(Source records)
## start

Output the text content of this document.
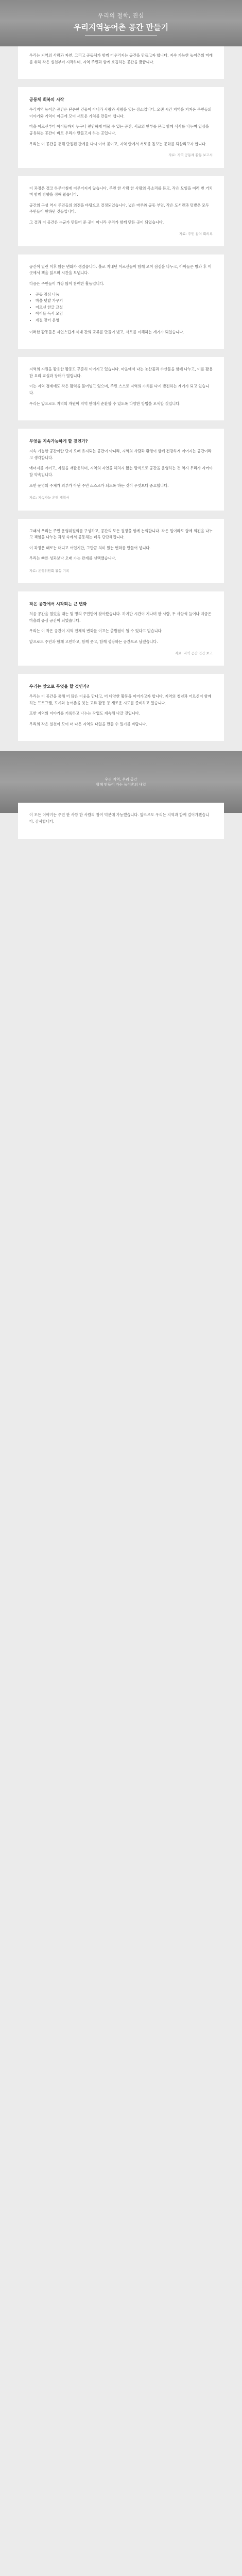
우리의 철학, 진심
우리지역농어촌 공간 만들기
우리는 지역의 사람과 자연, 그리고 공동체가 함께 어우러지는 공간을 만들고자 합니다. 지속 가능한 농어촌의 미래를 위해 작은 실천부터 시작하며, 지역 주민과 함께 호흡하는 공간을 꿈꿉니다.
공동체 회복의 시작
우리지역 농어촌 공간은 단순한 건물이 아니라 사람과 사람을 잇는 장소입니다. 오랜 시간 지역을 지켜온 주민들의 이야기와 기억이 이곳에 모여 새로운 가치를 만들어 냅니다.
마을 어르신부터 아이들까지 누구나 편안하게 머물 수 있는 공간, 서로의 안부를 묻고 함께 식사를 나누며 일상을 공유하는 공간이 바로 우리가 만들고자 하는 곳입니다.
우리는 이 공간을 통해 단절된 관계를 다시 이어 붙이고, 지역 안에서 서로를 돌보는 문화를 되살리고자 합니다.
자료: 지역 공동체 활동 보고서
이 과정은 결코 하루아침에 이루어지지 않습니다. 주민 한 사람 한 사람의 목소리를 듣고, 작은 모임을 여러 번 거치며 함께 방향을 정해 왔습니다.
공간의 구성 역시 주민들의 의견을 바탕으로 결정되었습니다. 넓은 마루와 공동 부엌, 작은 도서관과 텃밭은 모두 주민들이 원하던 것들입니다.
그 결과 이 공간은 누군가 만들어 준 곳이 아니라 우리가 함께 만든 곳이 되었습니다.
자료: 주민 참여 회의록
공간이 열린 이후 많은 변화가 생겼습니다. 홀로 지내던 어르신들이 함께 모여 점심을 나누고, 아이들은 방과 후 이곳에서 책을 읽으며 시간을 보냅니다.
다음은 주민들이 가장 많이 참여한 활동입니다.
• 공동 점심 나눔
• 마을 텃밭 가꾸기
• 어르신 한글 교실
• 아이들 독서 모임
• 계절 장터 운영
이러한 활동들은 자연스럽게 세대 간의 교류를 만들어 냈고, 서로를 이해하는 계기가 되었습니다.
지역의 자원을 활용한 활동도 꾸준히 이어지고 있습니다. 마을에서 나는 농산물과 수산물을 함께 나누고, 이를 활용한 요리 교실과 장터가 열립니다.
이는 지역 경제에도 작은 활력을 불어넣고 있으며, 주민 스스로 지역의 가치를 다시 발견하는 계기가 되고 있습니다.
우리는 앞으로도 지역의 자원이 지역 안에서 순환할 수 있도록 다양한 방법을 모색할 것입니다.
무엇을 지속가능하게 할 것인가?
지속 가능한 공간이란 단지 오래 유지되는 공간이 아니라, 지역의 사람과 환경이 함께 건강하게 이어지는 공간이라고 생각합니다.
에너지를 아끼고, 자원을 재활용하며, 지역의 자연을 해치지 않는 방식으로 공간을 운영하는 것 역시 우리가 지켜야 할 약속입니다.
또한 운영의 주체가 외부가 아닌 주민 스스로가 되도록 하는 것이 무엇보다 중요합니다.
자료: 지속가능 운영 계획서
그래서 우리는 주민 운영위원회를 구성하고, 공간의 모든 결정을 함께 논의합니다. 작은 일이라도 함께 의견을 나누고 책임을 나누는 과정 속에서 공동체는 더욱 단단해집니다.
이 과정은 때로는 더디고 어렵지만, 그만큼 의미 있는 변화를 만들어 냅니다.
우리는 빠른 성과보다 오래 가는 관계를 선택했습니다.
자료: 운영위원회 활동 기록
작은 공간에서 시작되는 큰 변화
처음 공간을 열었을 때는 몇 명의 주민만이 찾아왔습니다. 하지만 시간이 지나며 한 사람, 두 사람씩 늘어나 지금은 마을의 중심 공간이 되었습니다.
우리는 이 작은 공간이 지역 전체의 변화를 이끄는 출발점이 될 수 있다고 믿습니다.
앞으로도 주민과 함께 고민하고, 함께 웃고, 함께 성장하는 공간으로 남겠습니다.
자료: 지역 공간 연간 보고
우리는 앞으로 무엇을 할 것인가?
우리는 이 공간을 통해 더 많은 이웃을 만나고, 더 다양한 활동을 이어가고자 합니다. 지역의 청년과 어르신이 함께하는 프로그램, 도시와 농어촌을 잇는 교류 활동 등 새로운 시도를 준비하고 있습니다.
또한 지역의 이야기를 기록하고 나누는 작업도 계속해 나갈 것입니다.
우리의 작은 실천이 모여 더 나은 지역의 내일을 만들 수 있기를 바랍니다.
우리 지역, 우리 공간
함께 만들어 가는 농어촌의 내일
이 모든 이야기는 주민 한 사람 한 사람의 참여 덕분에 가능했습니다. 앞으로도 우리는 지역과 함께 걸어가겠습니다. 감사합니다.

## end

### TASK GOAL
List the lines of the entries that include "있습니다".

### SOLUTION TO THIS EXERCISE
지역의 자원을 활용한 활동도 꾸준히 이어지고 있습니다. 마을에서 나는 농산물과 수산물을 함께 나누고, 이를 활용한 요리 교실과 장터가 열립니다.
이는 지역 경제에도 작은 활력을 불어넣고 있으며, 주민 스스로 지역의 가치를 다시 발견하는 계기가 되고 있습니다.
우리는 이 공간을 통해 더 많은 이웃을 만나고, 더 다양한 활동을 이어가고자 합니다. 지역의 청년과 어르신이 함께하는 프로그램, 도시와 농어촌을 잇는 교류 활동 등 새로운 시도를 준비하고 있습니다.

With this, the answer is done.